§ **Source passage**:
——
A tool to increase the utility of ocean observations

Lina Mtwana Nordlund by the ocean. Yellow flowers in the foreground.

Lina Mtwana Nordlund is coordinating the project BioEcoOcean from Uppsala University. Photo: Daniel Olsson

Life in the ocean is the focus for the major new EU project BioEcoOcean. One main task will be developing a working method for supporting the development and coordination of ocean observations and measurements to make them comparable from one country, research group and management agency to the next. The project will last four years and has a budget of SEK 67.5 million.

“Today, marine organisms are observed and monitored in various ways around the world. Nor is there any well-developed overall strategy for doing so,” says Lina Mtwana Nordlund, who is coordinating the project from Uppsala University.

The lack of standardised methods makes it difficult to unequivocally answer questions about how organisms and ecosystems are responding to, for example, climate change.
——
§ **Written request 1**: In the article above on the BioEcoOcean project, what is the project's budget?
§ **Written request 2**: Continue the article on the BioEcoOcean project from its final sentence.
——
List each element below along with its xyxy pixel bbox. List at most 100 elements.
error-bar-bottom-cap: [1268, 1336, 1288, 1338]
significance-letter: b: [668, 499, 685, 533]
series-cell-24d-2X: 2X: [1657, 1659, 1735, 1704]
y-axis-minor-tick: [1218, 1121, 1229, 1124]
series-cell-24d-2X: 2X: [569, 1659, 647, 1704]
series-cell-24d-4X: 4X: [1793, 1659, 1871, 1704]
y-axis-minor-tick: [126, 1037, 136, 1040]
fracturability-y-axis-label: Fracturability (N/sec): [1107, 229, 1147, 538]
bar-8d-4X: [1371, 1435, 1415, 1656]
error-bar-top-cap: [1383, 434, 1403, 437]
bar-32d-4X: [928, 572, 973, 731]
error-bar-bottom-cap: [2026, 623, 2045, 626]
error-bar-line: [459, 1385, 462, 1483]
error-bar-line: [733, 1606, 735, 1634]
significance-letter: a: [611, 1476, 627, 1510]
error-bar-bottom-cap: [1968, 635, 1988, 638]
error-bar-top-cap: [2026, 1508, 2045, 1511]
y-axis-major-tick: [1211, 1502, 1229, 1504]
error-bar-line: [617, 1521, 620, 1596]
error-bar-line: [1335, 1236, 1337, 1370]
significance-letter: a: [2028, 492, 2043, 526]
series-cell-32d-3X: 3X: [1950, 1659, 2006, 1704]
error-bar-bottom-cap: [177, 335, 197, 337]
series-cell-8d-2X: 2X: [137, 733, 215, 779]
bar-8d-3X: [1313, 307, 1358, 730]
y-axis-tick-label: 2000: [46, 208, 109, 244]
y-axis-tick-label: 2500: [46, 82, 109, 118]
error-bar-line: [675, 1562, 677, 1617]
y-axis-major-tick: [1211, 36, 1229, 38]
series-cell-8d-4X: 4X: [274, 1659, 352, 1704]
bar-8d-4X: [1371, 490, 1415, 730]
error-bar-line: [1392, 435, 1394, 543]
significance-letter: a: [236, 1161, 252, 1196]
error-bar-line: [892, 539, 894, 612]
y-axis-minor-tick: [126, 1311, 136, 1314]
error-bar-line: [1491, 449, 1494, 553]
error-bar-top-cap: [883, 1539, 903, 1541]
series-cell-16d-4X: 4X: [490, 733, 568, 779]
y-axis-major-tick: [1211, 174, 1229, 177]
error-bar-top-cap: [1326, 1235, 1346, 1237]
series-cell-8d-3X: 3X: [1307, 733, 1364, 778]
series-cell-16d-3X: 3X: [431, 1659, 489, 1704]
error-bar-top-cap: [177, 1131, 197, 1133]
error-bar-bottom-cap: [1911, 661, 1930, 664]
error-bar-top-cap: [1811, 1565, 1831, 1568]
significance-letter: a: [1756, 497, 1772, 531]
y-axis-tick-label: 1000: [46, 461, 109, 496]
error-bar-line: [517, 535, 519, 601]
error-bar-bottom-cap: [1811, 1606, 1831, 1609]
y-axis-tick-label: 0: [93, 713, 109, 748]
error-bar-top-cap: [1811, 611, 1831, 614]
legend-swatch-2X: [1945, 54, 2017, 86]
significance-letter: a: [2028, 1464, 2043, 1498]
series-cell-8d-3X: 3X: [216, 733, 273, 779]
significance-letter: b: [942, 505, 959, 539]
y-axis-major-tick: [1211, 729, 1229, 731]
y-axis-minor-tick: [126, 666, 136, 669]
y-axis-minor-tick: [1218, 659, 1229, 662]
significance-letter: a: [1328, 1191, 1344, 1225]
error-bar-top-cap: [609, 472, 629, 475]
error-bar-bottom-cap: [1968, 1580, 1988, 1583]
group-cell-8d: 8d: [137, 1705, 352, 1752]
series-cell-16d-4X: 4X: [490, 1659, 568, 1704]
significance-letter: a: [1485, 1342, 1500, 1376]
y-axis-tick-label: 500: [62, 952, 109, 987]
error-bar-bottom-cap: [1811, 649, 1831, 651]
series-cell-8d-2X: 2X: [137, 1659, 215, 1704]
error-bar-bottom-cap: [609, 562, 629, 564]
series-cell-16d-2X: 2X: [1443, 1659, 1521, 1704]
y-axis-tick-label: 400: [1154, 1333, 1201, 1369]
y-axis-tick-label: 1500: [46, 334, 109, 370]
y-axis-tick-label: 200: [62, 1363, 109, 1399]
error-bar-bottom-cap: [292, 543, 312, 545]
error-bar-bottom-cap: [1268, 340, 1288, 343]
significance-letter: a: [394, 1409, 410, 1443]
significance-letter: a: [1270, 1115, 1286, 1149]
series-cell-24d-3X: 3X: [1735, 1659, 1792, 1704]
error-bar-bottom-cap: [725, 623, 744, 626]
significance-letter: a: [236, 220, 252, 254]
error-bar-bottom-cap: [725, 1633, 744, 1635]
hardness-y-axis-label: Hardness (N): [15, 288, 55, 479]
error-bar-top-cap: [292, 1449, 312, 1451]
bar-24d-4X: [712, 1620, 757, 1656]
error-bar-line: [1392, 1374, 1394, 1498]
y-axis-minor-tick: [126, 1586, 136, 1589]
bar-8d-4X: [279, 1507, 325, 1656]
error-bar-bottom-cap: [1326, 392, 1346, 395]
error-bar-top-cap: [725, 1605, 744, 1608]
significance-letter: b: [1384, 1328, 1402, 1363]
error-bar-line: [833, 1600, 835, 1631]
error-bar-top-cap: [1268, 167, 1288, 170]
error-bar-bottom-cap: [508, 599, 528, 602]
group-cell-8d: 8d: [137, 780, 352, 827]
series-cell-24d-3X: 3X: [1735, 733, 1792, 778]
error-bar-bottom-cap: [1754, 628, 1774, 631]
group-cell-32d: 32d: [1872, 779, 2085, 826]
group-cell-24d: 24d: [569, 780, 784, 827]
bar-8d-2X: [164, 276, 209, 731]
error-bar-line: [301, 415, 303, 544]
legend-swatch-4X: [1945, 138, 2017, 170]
——
§ **Task output 1**: SEK 67.5 million.

§ **Task output 2**:
“I work a great deal with seagrass. But what should I be measuring? Someone might measure coverage – i.e., how large an area the plants cover – another how many plants there are and a third something else entirely. Globally standardised and coordinated measurements will allow us to compare our measurements with one another wherever one is on Earth, as one does with temperature for example,” explains Nordlund.

Development of a tool

The main task of the project, which is part of the European Commission’s key funding programme for research and innovation, Horizon Europe, will be to build a system that facilitates equivalent and more useful marine observations. Work will begin in earnest in early 2024.

“We will be developing a tool to facilitate cooperation between planners, researchers, managers, data analysts and policymakers, among others. Development will take place in a co-creative process involving many different stakeholders. It is intended to support everyone involved with ocean observations in communicating with one another and thinking bigger,” says Nordlund.

It is particularly important to standardise measurements of what are known as essential ocean variables, i.e., things that are measurable and considered particularly important to understanding populations and ecosystems. This may, for example, be a matter of the distribution or quantity of fish and submerged aquatic vegetation. Understanding natural variations and what causes them is necessary if we are to create better models of future scenarios.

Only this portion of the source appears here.